= Task description =
Transcribe all of the material exactly.

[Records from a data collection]
• • • • • • •
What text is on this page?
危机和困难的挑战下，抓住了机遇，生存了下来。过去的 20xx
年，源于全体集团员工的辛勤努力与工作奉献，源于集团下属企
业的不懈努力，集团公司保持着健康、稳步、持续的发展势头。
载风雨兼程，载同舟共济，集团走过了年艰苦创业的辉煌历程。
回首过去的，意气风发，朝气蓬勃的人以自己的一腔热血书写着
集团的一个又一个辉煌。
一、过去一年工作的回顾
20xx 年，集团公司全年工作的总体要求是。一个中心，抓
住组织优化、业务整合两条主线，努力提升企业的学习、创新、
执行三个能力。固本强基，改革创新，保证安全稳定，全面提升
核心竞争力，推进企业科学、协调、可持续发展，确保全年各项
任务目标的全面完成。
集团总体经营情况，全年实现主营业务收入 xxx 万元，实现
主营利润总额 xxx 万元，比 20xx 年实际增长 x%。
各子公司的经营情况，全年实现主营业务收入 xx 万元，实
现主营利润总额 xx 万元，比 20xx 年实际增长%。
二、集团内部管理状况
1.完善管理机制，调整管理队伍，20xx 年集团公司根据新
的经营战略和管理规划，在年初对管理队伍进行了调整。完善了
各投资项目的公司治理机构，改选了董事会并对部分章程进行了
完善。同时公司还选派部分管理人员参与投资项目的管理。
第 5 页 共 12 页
• • • • • • •
= Reply to the exercise =
What text is on this page?
危机和困难的挑战下，抓住了机遇，生存了下来。过去的 20xx
年，源于全体集团员工的辛勤努力与工作奉献，源于集团下属企
业的不懈努力，集团公司保持着健康、稳步、持续的发展势头。
载风雨兼程，载同舟共济，集团走过了年艰苦创业的辉煌历程。
回首过去的，意气风发，朝气蓬勃的人以自己的一腔热血书写着
集团的一个又一个辉煌。
一、过去一年工作的回顾
20xx 年，集团公司全年工作的总体要求是。一个中心，抓
住组织优化、业务整合两条主线，努力提升企业的学习、创新、
执行三个能力。固本强基，改革创新，保证安全稳定，全面提升
核心竞争力，推进企业科学、协调、可持续发展，确保全年各项
任务目标的全面完成。
集团总体经营情况，全年实现主营业务收入 xxx 万元，实现
主营利润总额 xxx 万元，比 20xx 年实际增长 x%。
各子公司的经营情况，全年实现主营业务收入 xx 万元，实
现主营利润总额 xx 万元，比 20xx 年实际增长%。
二、集团内部管理状况
1.完善管理机制，调整管理队伍，20xx 年集团公司根据新
的经营战略和管理规划，在年初对管理队伍进行了调整。完善了
各投资项目的公司治理机构，改选了董事会并对部分章程进行了
完善。同时公司还选派部分管理人员参与投资项目的管理。
第 5 页 共 12 页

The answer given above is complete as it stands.